[Texto proporcionado]
========================================================================
La estructura básica de la vida: recibir para dar
La vida como don
Si
la vida humana se origina en una intervención gratuita de Dios, que
cuenta con la colaboración de los padres, claramente se trata de un don.
Un maravilloso regalo, del todo inmerecido.
El
carácter gratuito de cada vida humana, y de todas en su conjunto, puede
advertirse desde «los dos extremos»: desde Dios y desde el hombre.
a) Desde Dios. Adoptando la primera perspectiva, y a poco que vislumbremos Quién es Dios, resulta patente que no necesitaba crear y, de nuevo con expresión pobre y torpe pero significativa, que «no ganó nada» al crearnos.
Para
indicar esto último, con una terminología filosófica y relativamente
inteligible, san Agustín explica que, con la creación de los ángeles, de
los hombres y del resto del universo, hay más seres, pero no hay más
Ser: no se incrementa en nada la infinita perfección divina ni, de nuevo
con un modo de decir muy poco adecuado, la «perfección total» de cuanto
existe.
========================================================================
[Conjunto de datos]
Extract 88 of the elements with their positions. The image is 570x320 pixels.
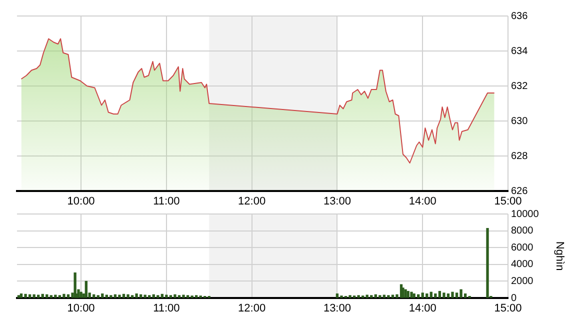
========================================================================
[Problema a resolver]
Retoma el texto sobre la vida humana como don y continúalo a partir de su última oración.

[La respuesta]
Con
un lenguaje más «nuestro», y aún menos preciso, podemos repetir que, al
crear al hombre –en quien ahora vamos a centrarnos–, Dios «no ganó
nada»… excepto complicaciones. Introducimos un toque de humor
precisamente para no sentirnos abrumados, casi aplastados, por la
tremenda grandeza del Amor divino. De nuevo expresándolo a nuestro tosco
modo, Dios «sabía» perfectamente, al crearnos (al crearme a mí, en
concreto), lo que iba a suceder; que el hombre (de nuevo, yo) iba a
apartarse de Él, pese a las óptimas condiciones en que lo había situado
para ser eternamente feliz, y que el mejor modo de devolverle la
capacidad de conquistar esa felicidad era encarnarse y morir –¡Dios!–
por cada uno de nosotros.
Solo
si alcanzamos a entrever mínimamente la infinitud del Amor divino
podemos medio entender que, aun así, decidiera crearnos.
b) Desde el hombre. Enfocando
la cuestión desde el hombre que «va a ser» creado, basta con decir que
lo que aún no existe no puede tener ningún tipo de derecho, si la palabra se emplea en su sentido más propio.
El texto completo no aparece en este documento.